PROMPT:
Find all the lines with "volume" and gather them.

RECORDS SUPPLIED:
——
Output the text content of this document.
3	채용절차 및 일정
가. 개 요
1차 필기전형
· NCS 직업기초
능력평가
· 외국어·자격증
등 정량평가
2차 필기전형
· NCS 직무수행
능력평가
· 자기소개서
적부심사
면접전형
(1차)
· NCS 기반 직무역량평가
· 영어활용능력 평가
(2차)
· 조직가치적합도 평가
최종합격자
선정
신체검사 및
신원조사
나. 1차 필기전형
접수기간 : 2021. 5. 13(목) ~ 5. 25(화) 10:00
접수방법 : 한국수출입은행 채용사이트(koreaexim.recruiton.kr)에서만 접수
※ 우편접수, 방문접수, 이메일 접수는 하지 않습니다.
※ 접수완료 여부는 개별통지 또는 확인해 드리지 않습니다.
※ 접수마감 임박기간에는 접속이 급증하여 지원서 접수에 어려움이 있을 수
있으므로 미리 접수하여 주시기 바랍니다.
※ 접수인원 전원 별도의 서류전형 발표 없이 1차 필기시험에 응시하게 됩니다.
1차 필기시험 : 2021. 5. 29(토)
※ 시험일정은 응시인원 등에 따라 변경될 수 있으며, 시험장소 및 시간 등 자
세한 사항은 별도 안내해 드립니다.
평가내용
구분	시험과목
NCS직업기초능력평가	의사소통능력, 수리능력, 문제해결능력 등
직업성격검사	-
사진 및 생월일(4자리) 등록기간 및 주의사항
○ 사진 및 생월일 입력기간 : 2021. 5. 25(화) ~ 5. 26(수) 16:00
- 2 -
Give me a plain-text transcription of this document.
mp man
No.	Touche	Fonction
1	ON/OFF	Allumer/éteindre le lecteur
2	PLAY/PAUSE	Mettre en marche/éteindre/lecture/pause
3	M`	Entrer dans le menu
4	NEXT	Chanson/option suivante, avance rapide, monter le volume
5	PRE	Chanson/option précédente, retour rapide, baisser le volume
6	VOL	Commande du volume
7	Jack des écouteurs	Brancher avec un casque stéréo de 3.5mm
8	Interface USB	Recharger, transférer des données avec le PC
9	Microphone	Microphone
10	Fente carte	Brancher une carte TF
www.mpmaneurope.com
——
REPLY TO THE TASK:
4	NEXT	Chanson/option suivante, avance rapide, monter le volume
5	PRE	Chanson/option précédente, retour rapide, baisser le volume
6	VOL	Commande du volume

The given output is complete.